*Records for processing:*
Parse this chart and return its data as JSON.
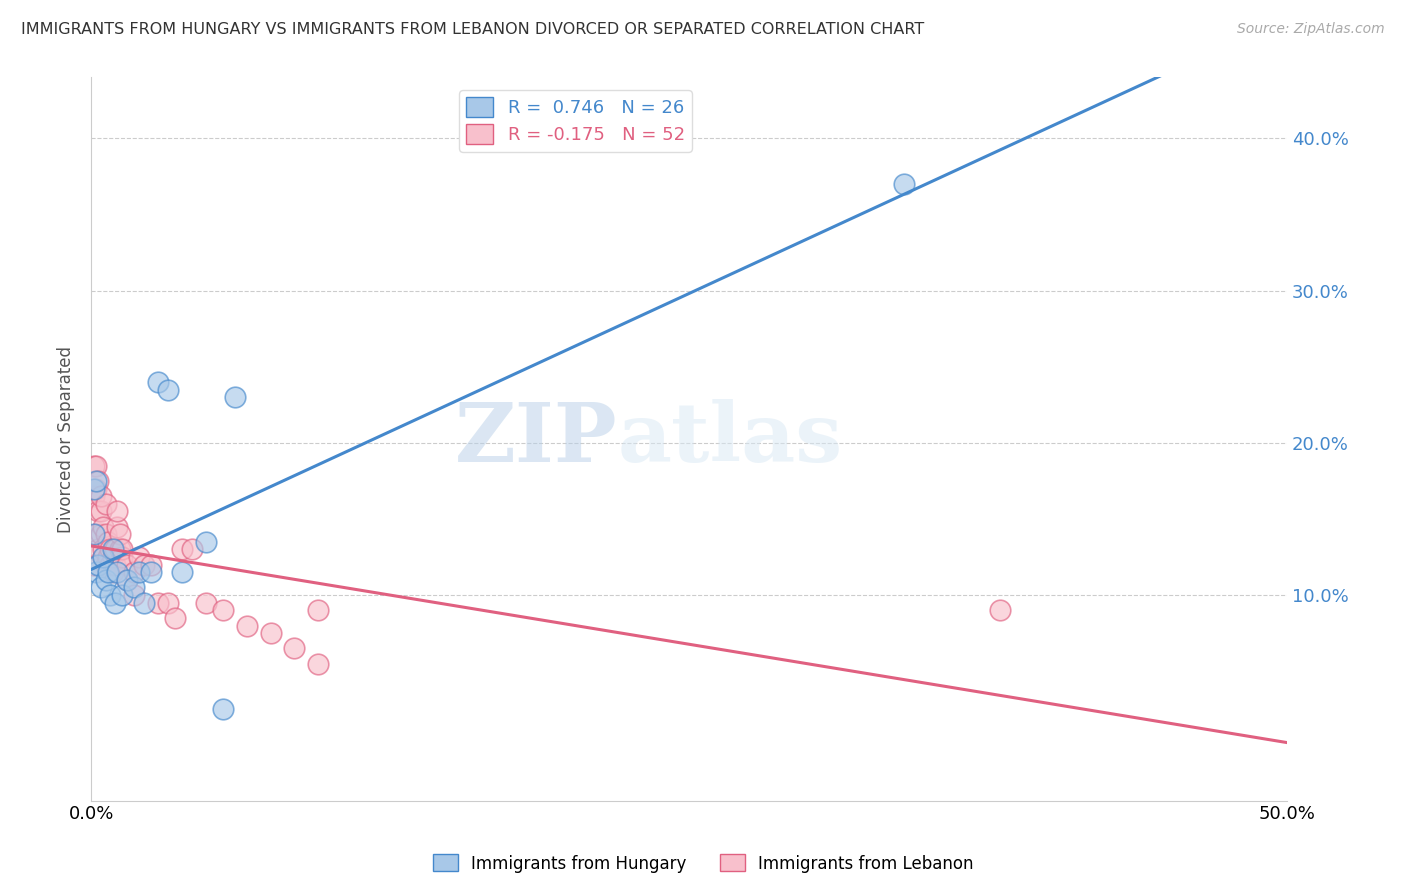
{
  "title": "IMMIGRANTS FROM HUNGARY VS IMMIGRANTS FROM LEBANON DIVORCED OR SEPARATED CORRELATION CHART",
  "source": "Source: ZipAtlas.com",
  "ylabel": "Divorced or Separated",
  "legend_hungary": "Immigrants from Hungary",
  "legend_lebanon": "Immigrants from Lebanon",
  "r_hungary": 0.746,
  "n_hungary": 26,
  "r_lebanon": -0.175,
  "n_lebanon": 52,
  "xlim": [
    0.0,
    0.5
  ],
  "ylim": [
    -0.035,
    0.44
  ],
  "yticks": [
    0.1,
    0.2,
    0.3,
    0.4
  ],
  "ytick_labels": [
    "10.0%",
    "20.0%",
    "30.0%",
    "40.0%"
  ],
  "xticks": [
    0.0,
    0.1,
    0.2,
    0.3,
    0.4,
    0.5
  ],
  "xtick_labels": [
    "0.0%",
    "",
    "",
    "",
    "",
    "50.0%"
  ],
  "color_hungary": "#a8c8e8",
  "color_lebanon": "#f8c0cc",
  "line_color_hungary": "#4488cc",
  "line_color_lebanon": "#e06080",
  "watermark_zip": "ZIP",
  "watermark_atlas": "atlas",
  "hungary_x": [
    0.001,
    0.001,
    0.002,
    0.002,
    0.003,
    0.004,
    0.005,
    0.006,
    0.007,
    0.008,
    0.009,
    0.01,
    0.011,
    0.013,
    0.015,
    0.018,
    0.02,
    0.022,
    0.025,
    0.028,
    0.032,
    0.038,
    0.048,
    0.055,
    0.34,
    0.06
  ],
  "hungary_y": [
    0.14,
    0.17,
    0.115,
    0.175,
    0.12,
    0.105,
    0.125,
    0.11,
    0.115,
    0.1,
    0.13,
    0.095,
    0.115,
    0.1,
    0.11,
    0.105,
    0.115,
    0.095,
    0.115,
    0.24,
    0.235,
    0.115,
    0.135,
    0.025,
    0.37,
    0.23
  ],
  "lebanon_x": [
    0.001,
    0.001,
    0.001,
    0.002,
    0.002,
    0.002,
    0.003,
    0.003,
    0.003,
    0.004,
    0.004,
    0.004,
    0.005,
    0.005,
    0.005,
    0.006,
    0.006,
    0.006,
    0.007,
    0.007,
    0.008,
    0.008,
    0.009,
    0.009,
    0.01,
    0.01,
    0.011,
    0.011,
    0.012,
    0.012,
    0.013,
    0.013,
    0.015,
    0.015,
    0.018,
    0.018,
    0.02,
    0.022,
    0.025,
    0.028,
    0.032,
    0.035,
    0.038,
    0.042,
    0.048,
    0.055,
    0.065,
    0.075,
    0.085,
    0.095,
    0.38,
    0.095
  ],
  "lebanon_y": [
    0.12,
    0.165,
    0.185,
    0.14,
    0.17,
    0.185,
    0.13,
    0.155,
    0.175,
    0.14,
    0.155,
    0.165,
    0.125,
    0.13,
    0.145,
    0.12,
    0.14,
    0.16,
    0.125,
    0.135,
    0.12,
    0.13,
    0.115,
    0.125,
    0.12,
    0.13,
    0.145,
    0.155,
    0.13,
    0.14,
    0.125,
    0.13,
    0.12,
    0.11,
    0.115,
    0.1,
    0.125,
    0.12,
    0.12,
    0.095,
    0.095,
    0.085,
    0.13,
    0.13,
    0.095,
    0.09,
    0.08,
    0.075,
    0.065,
    0.055,
    0.09,
    0.09
  ]
}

*Work to do:* Reproduce the full material exactly, excluding the pictures.

*Task output:*
Parse this chart and return its data as JSON.
{
  "title": "IMMIGRANTS FROM HUNGARY VS IMMIGRANTS FROM LEBANON DIVORCED OR SEPARATED CORRELATION CHART",
  "source": "Source: ZipAtlas.com",
  "ylabel": "Divorced or Separated",
  "legend_hungary": "Immigrants from Hungary",
  "legend_lebanon": "Immigrants from Lebanon",
  "r_hungary": 0.746,
  "n_hungary": 26,
  "r_lebanon": -0.175,
  "n_lebanon": 52,
  "xlim": [
    0.0,
    0.5
  ],
  "ylim": [
    -0.035,
    0.44
  ],
  "yticks": [
    0.1,
    0.2,
    0.3,
    0.4
  ],
  "ytick_labels": [
    "10.0%",
    "20.0%",
    "30.0%",
    "40.0%"
  ],
  "xticks": [
    0.0,
    0.1,
    0.2,
    0.3,
    0.4,
    0.5
  ],
  "xtick_labels": [
    "0.0%",
    "",
    "",
    "",
    "",
    "50.0%"
  ],
  "color_hungary": "#a8c8e8",
  "color_lebanon": "#f8c0cc",
  "line_color_hungary": "#4488cc",
  "line_color_lebanon": "#e06080",
  "watermark_zip": "ZIP",
  "watermark_atlas": "atlas",
  "hungary_x": [
    0.001,
    0.001,
    0.002,
    0.002,
    0.003,
    0.004,
    0.005,
    0.006,
    0.007,
    0.008,
    0.009,
    0.01,
    0.011,
    0.013,
    0.015,
    0.018,
    0.02,
    0.022,
    0.025,
    0.028,
    0.032,
    0.038,
    0.048,
    0.055,
    0.34,
    0.06
  ],
  "hungary_y": [
    0.14,
    0.17,
    0.115,
    0.175,
    0.12,
    0.105,
    0.125,
    0.11,
    0.115,
    0.1,
    0.13,
    0.095,
    0.115,
    0.1,
    0.11,
    0.105,
    0.115,
    0.095,
    0.115,
    0.24,
    0.235,
    0.115,
    0.135,
    0.025,
    0.37,
    0.23
  ],
  "lebanon_x": [
    0.001,
    0.001,
    0.001,
    0.002,
    0.002,
    0.002,
    0.003,
    0.003,
    0.003,
    0.004,
    0.004,
    0.004,
    0.005,
    0.005,
    0.005,
    0.006,
    0.006,
    0.006,
    0.007,
    0.007,
    0.008,
    0.008,
    0.009,
    0.009,
    0.01,
    0.01,
    0.011,
    0.011,
    0.012,
    0.012,
    0.013,
    0.013,
    0.015,
    0.015,
    0.018,
    0.018,
    0.02,
    0.022,
    0.025,
    0.028,
    0.032,
    0.035,
    0.038,
    0.042,
    0.048,
    0.055,
    0.065,
    0.075,
    0.085,
    0.095,
    0.38,
    0.095
  ],
  "lebanon_y": [
    0.12,
    0.165,
    0.185,
    0.14,
    0.17,
    0.185,
    0.13,
    0.155,
    0.175,
    0.14,
    0.155,
    0.165,
    0.125,
    0.13,
    0.145,
    0.12,
    0.14,
    0.16,
    0.125,
    0.135,
    0.12,
    0.13,
    0.115,
    0.125,
    0.12,
    0.13,
    0.145,
    0.155,
    0.13,
    0.14,
    0.125,
    0.13,
    0.12,
    0.11,
    0.115,
    0.1,
    0.125,
    0.12,
    0.12,
    0.095,
    0.095,
    0.085,
    0.13,
    0.13,
    0.095,
    0.09,
    0.08,
    0.075,
    0.065,
    0.055,
    0.09,
    0.09
  ]
}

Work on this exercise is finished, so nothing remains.